▶ _YOUR ASSIGNMENT_:
Across all lines of the entries, tally those with the word "injury" in them. The reply is the tally, by itself.

DATASET section start

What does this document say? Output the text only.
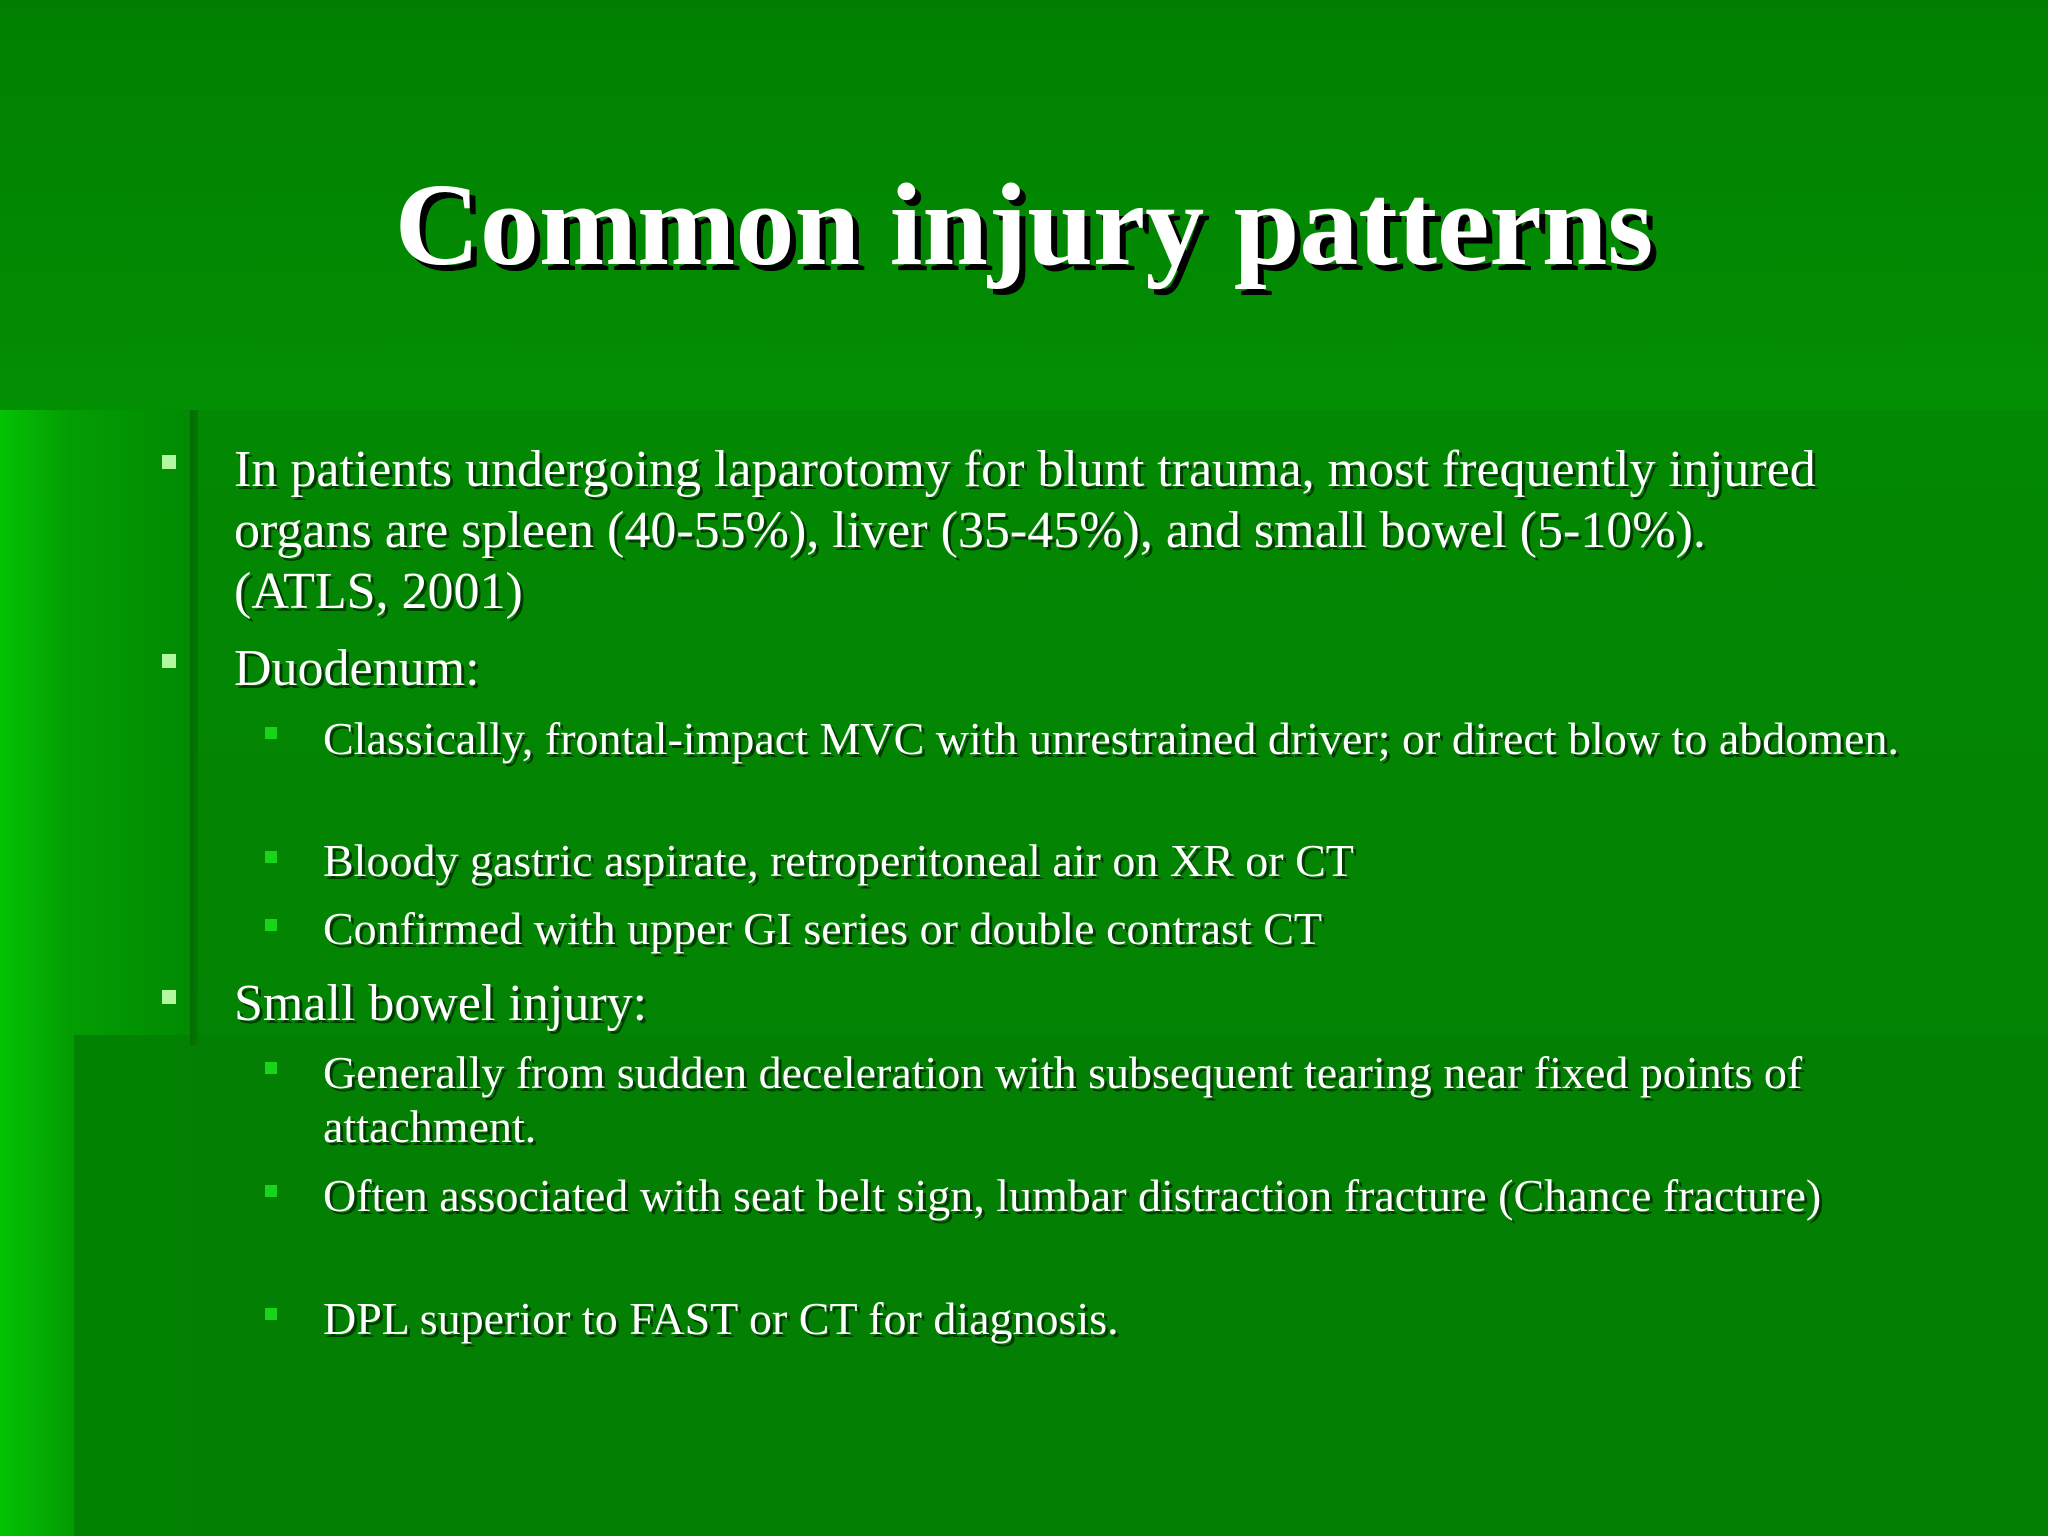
Common injury patterns
In patients undergoing laparotomy for blunt trauma, most frequently injured organs are spleen (40-55%), liver (35-45%), and small bowel (5-10%). (ATLS, 2001)
Duodenum:
Classically, frontal-impact MVC with unrestrained driver; or direct blow to abdomen.
Bloody gastric aspirate, retroperitoneal air on XR or CT
Confirmed with upper GI series or double contrast CT
Small bowel injury:
Generally from sudden deceleration with subsequent tearing near fixed points of attachment.
Often associated with seat belt sign, lumbar distraction fracture (Chance fracture)
DPL superior to FAST or CT for diagnosis.
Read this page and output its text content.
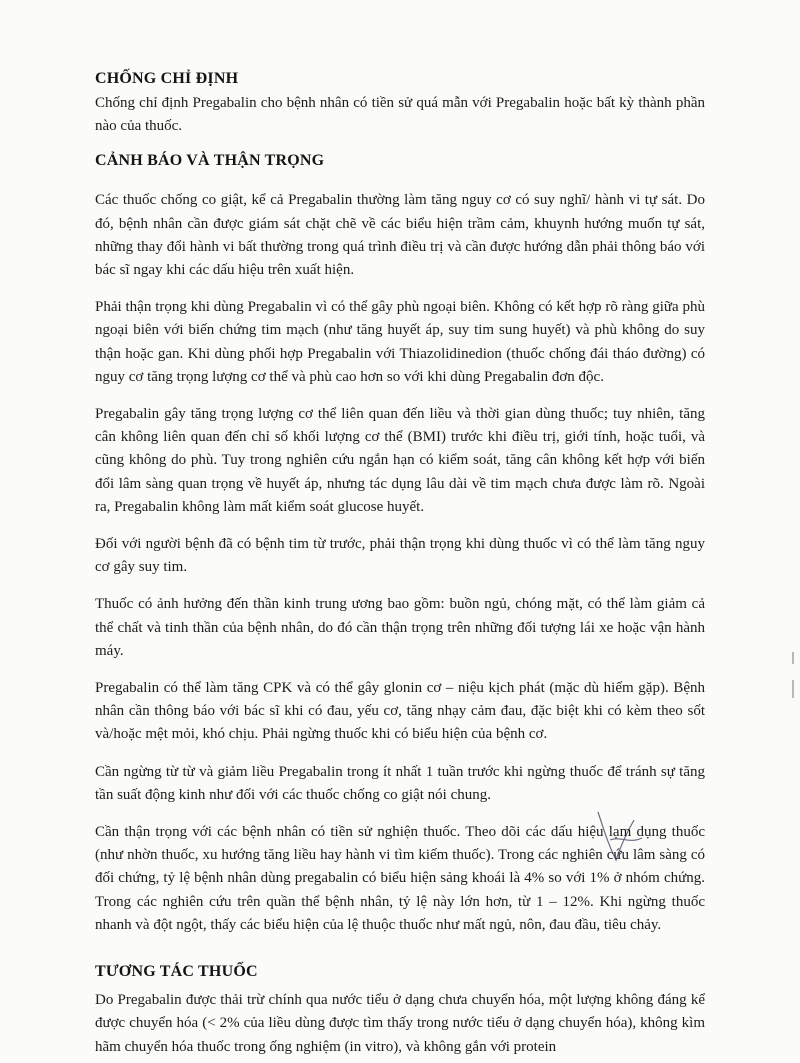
CHỐNG CHỈ ĐỊNH

Chống chỉ định Pregabalin cho bệnh nhân có tiền sử quá mẫn với Pregabalin hoặc bất kỳ thành phần nào của thuốc.

CẢNH BÁO VÀ THẬN TRỌNG

Các thuốc chống co giật, kể cả Pregabalin thường làm tăng nguy cơ có suy nghĩ/ hành vi tự sát. Do đó, bệnh nhân cần được giám sát chặt chẽ về các biểu hiện trầm cảm, khuynh hướng muốn tự sát, những thay đổi hành vi bất thường trong quá trình điều trị và cần được hướng dẫn phải thông báo với bác sĩ ngay khi các dấu hiệu trên xuất hiện.

Phải thận trọng khi dùng Pregabalin vì có thể gây phù ngoại biên. Không có kết hợp rõ ràng giữa phù ngoại biên với biến chứng tim mạch (như tăng huyết áp, suy tim sung huyết) và phù không do suy thận hoặc gan. Khi dùng phối hợp Pregabalin với Thiazolidinedion (thuốc chống đái tháo đường) có nguy cơ tăng trọng lượng cơ thể và phù cao hơn so với khi dùng Pregabalin đơn độc.

Pregabalin gây tăng trọng lượng cơ thể liên quan đến liều và thời gian dùng thuốc; tuy nhiên, tăng cân không liên quan đến chỉ số khối lượng cơ thể (BMI) trước khi điều trị, giới tính, hoặc tuổi, và cũng không do phù. Tuy trong nghiên cứu ngắn hạn có kiểm soát, tăng cân không kết hợp với biến đổi lâm sàng quan trọng về huyết áp, nhưng tác dụng lâu dài về tim mạch chưa được làm rõ. Ngoài ra, Pregabalin không làm mất kiểm soát glucose huyết.

Đối với người bệnh đã có bệnh tim từ trước, phải thận trọng khi dùng thuốc vì có thể làm tăng nguy cơ gây suy tim.

Thuốc có ảnh hưởng đến thần kinh trung ương bao gồm: buồn ngủ, chóng mặt, có thể làm giảm cả thể chất và tinh thần của bệnh nhân, do đó cần thận trọng trên những đối tượng lái xe hoặc vận hành máy.

Pregabalin có thể làm tăng CPK và có thể gây glonin cơ – niệu kịch phát (mặc dù hiếm gặp). Bệnh nhân cần thông báo với bác sĩ khi có đau, yếu cơ, tăng nhạy cảm đau, đặc biệt khi có kèm theo sốt và/hoặc mệt mỏi, khó chịu. Phải ngừng thuốc khi có biểu hiện của bệnh cơ.

Cần ngừng từ từ và giảm liều Pregabalin trong ít nhất 1 tuần trước khi ngừng thuốc để tránh sự tăng tần suất động kinh như đối với các thuốc chống co giật nói chung.

Cần thận trọng với các bệnh nhân có tiền sử nghiện thuốc. Theo dõi các dấu hiệu lạm dụng thuốc (như nhờn thuốc, xu hướng tăng liều hay hành vi tìm kiếm thuốc). Trong các nghiên cứu lâm sàng có đối chứng, tỷ lệ bệnh nhân dùng pregabalin có biểu hiện sảng khoái là 4% so với 1% ở nhóm chứng. Trong các nghiên cứu trên quần thể bệnh nhân, tỷ lệ này lớn hơn, từ 1 – 12%. Khi ngừng thuốc nhanh và đột ngột, thấy các biểu hiện của lệ thuộc thuốc như mất ngủ, nôn, đau đầu, tiêu chảy.

TƯƠNG TÁC THUỐC

Do Pregabalin được thải trừ chính qua nước tiểu ở dạng chưa chuyển hóa, một lượng không đáng kể được chuyển hóa (< 2% của liều dùng được tìm thấy trong nước tiểu ở dạng chuyển hóa), không kìm hãm chuyển hóa thuốc trong ống nghiệm (in vitro), và không gắn với protein
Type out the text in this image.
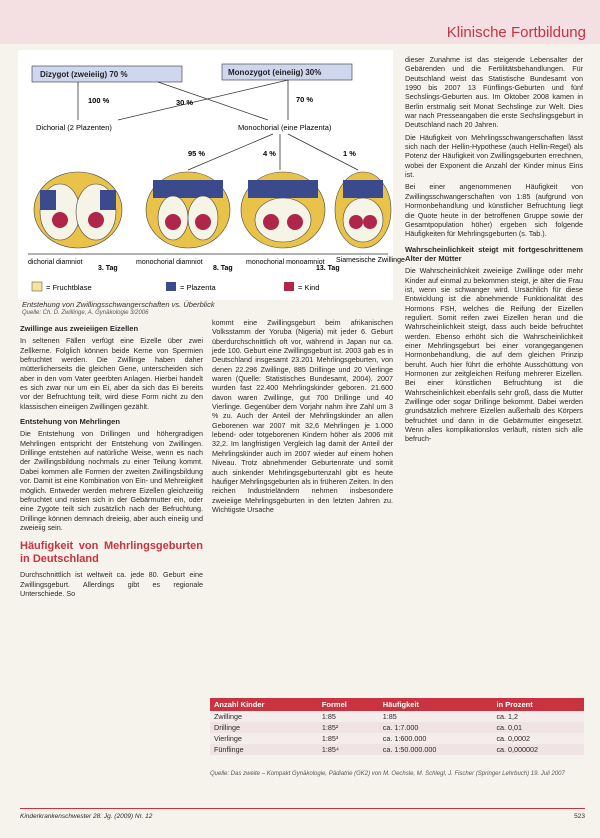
Klinische Fortbildung
Dizygot (zweieiig) 70 %	Monozygot (eineiig) 30%
100 %	30 %	70 %
Dichorial (2 Plazenten)	Monochorial (eine Plazenta)
95 %	4 %	1 %
dichorial diamniot
3. Tag
monochorial diamniot
8. Tag
monochorial monoamniot
13. Tag
Siamesische Zwillinge
= Fruchtblase	= Plazenta	= Kind
Entstehung von Zwillingsschwangerschaften vs. Überblick
Quelle: Ch. D. Zwillinge, A. Gynäkologie 3/2006
Zwillinge aus zweieiigen Eizellen

In seltenen Fällen verfügt eine Eizelle über zwei Zellkerne. Folglich können beide Kerne von Spermien befruchtet werden. Die Zwillinge haben daher mütterlicherseits die gleichen Gene, unterscheiden sich aber in den vom Vater geerbten Anlagen. Hierbei handelt es sich zwar nur um ein Ei, aber da sich das Ei bereits vor der Befruchtung teilt, wird diese Form nicht zu den klassischen eineiigen Zwillingen gezählt.

Entstehung von Mehrlingen

Die Entstehung von Drillingen und höhergradigen Mehrlingen entspricht der Entstehung von Zwillingen. Drillinge entstehen auf natürliche Weise, wenn es nach der Zwillingsbildung nochmals zu einer Teilung kommt. Dabei kommen alle Formen der zweiten Zwillingsbildung vor. Damit ist eine Kombination von Ein- und Mehreiigkeit möglich. Entweder werden mehrere Eizellen gleichzeitig befruchtet und nisten sich in der Gebärmutter ein, oder eine Zygote teilt sich zusätzlich nach der Befruchtung. Drillinge können demnach dreieiig, aber auch eineiig und zweieiig sein.

Häufigkeit von Mehrlingsgeburten in Deutschland

Durchschnittlich ist weltweit ca. jede 80. Geburt eine Zwillingsgeburt. Allerdings gibt es regionale Unterschiede. So

kommt eine Zwillingsgeburt beim afrikanischen Volksstamm der Yoruba (Nigeria) mit jeder 6. Geburt überdurchschnittlich oft vor, während in Japan nur ca. jede 100. Geburt eine Zwillingsgeburt ist. 2003 gab es in Deutschland insgesamt 23.201 Mehrlingsgeburten, von denen 22.296 Zwillinge, 885 Drillinge und 20 Vierlinge waren (Quelle: Statistisches Bundesamt, 2004). 2007 wurden fast 22.400 Mehrlingskinder geboren. 21.600 davon waren Zwillinge, gut 700 Drillinge und 40 Vierlinge. Gegenüber dem Vorjahr nahm ihre Zahl um 3 % zu. Auch der Anteil der Mehrlingskinder an allen Geborenen war 2007 mit 32,6 Mehrlingen je 1.000 lebend- oder totgeborenen Kindern höher als 2006 mit 32,2. Im langfristigen Vergleich lag damit der Anteil der Mehrlingskinder auch im 2007 wieder auf einem hohen Niveau. Trotz abnehmender Geburtenrate und somit auch sinkender Mehrlingsgeburtenzahl gibt es heute häufiger Mehrlingsgeburten als in früheren Zeiten. In den reichen Industrieländern nehmen insbesondere zweieiige Mehrlingsgeburten in den letzten Jahren zu. Wichtigste Ursache

dieser Zunahme ist das steigende Lebensalter der Gebärenden und die Fertilitätsbehandlungen. Für Deutschland weist das Statistische Bundesamt von 1990 bis 2007 13 Fünflings-Geburten und fünf Sechslings-Geburten aus. Im Oktober 2008 kamen in Berlin erstmalig seit Monat Sechslinge zur Welt. Dies war nach Presseangaben die erste Sechslingsgeburt in Deutschland nach 20 Jahren.

Die Häufigkeit von Mehrlingsschwangerschaften lässt sich nach der Hellin-Hypothese (auch Hellin-Regel) als Potenz der Häufigkeit von Zwillingsgeburten errechnen, wobei der Exponent die Anzahl der Kinder minus Eins ist.

Bei einer angenommenen Häufigkeit von Zwillingsschwangerschaften von 1:85 (aufgrund von Hormonbehandlung und künstlicher Befruchtung liegt die Quote heute in der betroffenen Gruppe sowie der Gesamtpopulation höher) ergeben sich folgende Häufigkeiten für Mehrlingsgeburten (s. Tab.).

Wahrscheinlichkeit steigt mit fortgeschrittenem Alter der Mütter

Die Wahrscheinlichkeit zweieiige Zwillinge oder mehr Kinder auf einmal zu bekommen steigt, je älter die Frau ist, wenn sie schwanger wird. Ursächlich für diese Entwicklung ist die abnehmende Funktionalität des Hormons FSH, welches die Reifung der Eizellen reguliert. Somit reifen zwei Eizellen heran und die Wahrscheinlichkeit steigt, dass auch beide befruchtet werden. Ebenso erhöht sich die Wahrscheinlichkeit einer Mehrlingsgeburt bei einer vorangegangenen Hormonbehandlung, die auf dem gleichen Prinzip beruht. Auch hier führt die erhöhte Ausschüttung von Hormonen zur zeitgleichen Reifung mehrerer Eizellen. Bei einer künstlichen Befruchtung ist die Wahrscheinlichkeit ebenfalls sehr groß, dass die Mutter Zwillinge oder sogar Drillinge bekommt. Dabei werden grundsätzlich mehrere Eizellen außerhalb des Körpers befruchtet und dann in die Gebärmutter eingesetzt. Wenn alles komplikationslos verläuft, nisten sich alle befruch-

Anzahl Kinder	Formel	Häufigkeit	in Prozent
Zwillinge	1:85	1:85	ca. 1,2
Drillinge	1:85²	ca. 1:7.000	ca. 0,01
Vierlinge	1:85³	ca. 1:600.000	ca. 0,0002
Fünflinge	1:85⁴	ca. 1:50.000.000	ca. 0,000002
Quelle: Das zweite – Kompakt Gynäkologie, Pädiatrie (GK2) von M. Oechsle, M. Schlegl, J. Fischer (Springer Lehrbuch) 19. Juli 2007
Kinderkrankenschwester 28. Jg. (2009) Nr. 12	523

DATASET section end

▶ _OUTPUT FOR THIS EXERCISE_:
2